• _Information supplied_:
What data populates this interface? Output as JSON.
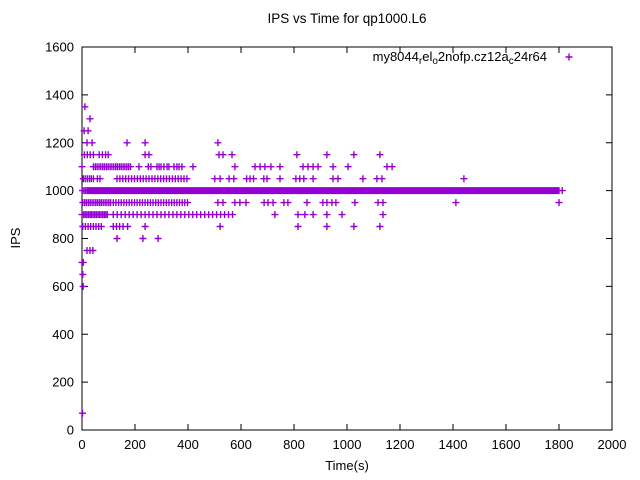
{
  "title": "IPS vs Time for qp1000.L6",
  "legend": {
    "parts": [
      {
        "text": "my8044"
      },
      {
        "text": "r",
        "sub": true
      },
      {
        "text": "el"
      },
      {
        "text": "o",
        "sub": true
      },
      {
        "text": "2nofp.cz12a"
      },
      {
        "text": "c",
        "sub": true
      },
      {
        "text": "24r64"
      }
    ],
    "marker": "plus-icon",
    "position": "top-right-inside"
  },
  "colors": {
    "series": "#9400D3",
    "axis": "#000000",
    "background": "#ffffff"
  },
  "chart_data": {
    "type": "scatter",
    "marker": "plus",
    "title": "IPS vs Time for qp1000.L6",
    "xlabel": "Time(s)",
    "ylabel": "IPS",
    "xlim": [
      0,
      2000
    ],
    "ylim": [
      0,
      1600
    ],
    "x_ticks": [
      0,
      200,
      400,
      600,
      800,
      1000,
      1200,
      1400,
      1600,
      1800,
      2000
    ],
    "y_ticks": [
      0,
      200,
      400,
      600,
      800,
      1000,
      1200,
      1400,
      1600
    ],
    "grid": false,
    "series_label_plain": "my8044_rel_o2nofp.cz12a_c24r64",
    "bands": [
      {
        "ips": 1350,
        "times": [
          11
        ]
      },
      {
        "ips": 1300,
        "times": [
          30
        ]
      },
      {
        "ips": 1250,
        "times": [
          8,
          23
        ]
      },
      {
        "ips": 1200,
        "times": [
          19,
          38,
          170,
          238,
          513
        ]
      },
      {
        "ips": 1150,
        "times": [
          9,
          20,
          31,
          43,
          65,
          77,
          89,
          99,
          238,
          253,
          517,
          532,
          566,
          811,
          924,
          1026,
          1124
        ]
      },
      {
        "ips": 1100,
        "times": [
          0,
          215,
          250,
          260,
          283,
          291,
          298,
          309,
          321,
          328,
          347,
          358,
          366,
          377,
          419,
          577,
          653,
          672,
          690,
          713,
          747,
          834,
          853,
          872,
          891,
          947,
          1004,
          1151,
          1170
        ],
        "runs": [
          {
            "from": 43,
            "to": 183,
            "step": 7
          }
        ]
      },
      {
        "ips": 1050,
        "times": [
          5,
          12,
          20,
          28,
          35,
          43,
          58,
          68,
          501,
          521,
          555,
          573,
          621,
          634,
          647,
          686,
          698,
          747,
          807,
          822,
          837,
          872,
          947,
          966,
          1060,
          1113,
          1132,
          1441
        ],
        "runs": [
          {
            "from": 132,
            "to": 396,
            "step": 11
          }
        ]
      },
      {
        "ips": 1000,
        "times": [
          2,
          8,
          14,
          1812
        ],
        "runs": [
          {
            "from": 20,
            "to": 1800,
            "step": 4
          }
        ]
      },
      {
        "ips": 950,
        "times": [
          513,
          532,
          577,
          596,
          619,
          687,
          702,
          721,
          762,
          777,
          849,
          909,
          924,
          943,
          958,
          1030,
          1117,
          1136,
          1411,
          1800
        ],
        "runs": [
          {
            "from": 3,
            "to": 101,
            "step": 7
          },
          {
            "from": 108,
            "to": 398,
            "step": 10
          }
        ]
      },
      {
        "ips": 900,
        "times": [
          728,
          815,
          841,
          872,
          924,
          981,
          1136
        ],
        "runs": [
          {
            "from": 0,
            "to": 96,
            "step": 6
          },
          {
            "from": 118,
            "to": 580,
            "step": 15
          }
        ]
      },
      {
        "ips": 850,
        "times": [
          118,
          130,
          142,
          155,
          172,
          238,
          521,
          815,
          924,
          1026,
          1124
        ],
        "runs": [
          {
            "from": 3,
            "to": 73,
            "step": 10
          }
        ]
      },
      {
        "ips": 800,
        "times": [
          132,
          230,
          287
        ]
      },
      {
        "ips": 750,
        "times": [
          19,
          30,
          41
        ]
      },
      {
        "ips": 700,
        "times": [
          0,
          5
        ]
      },
      {
        "ips": 650,
        "times": [
          3
        ]
      },
      {
        "ips": 600,
        "times": [
          4
        ]
      },
      {
        "ips": 70,
        "times": [
          2
        ]
      }
    ]
  }
}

• _Exercise task_: Copy out every line from the data above that has "step" in it.

• _Solution to this problem_:
            "step": 7
            "step": 11
            "step": 4
            "step": 7
            "step": 10
            "step": 6
            "step": 15
            "step": 10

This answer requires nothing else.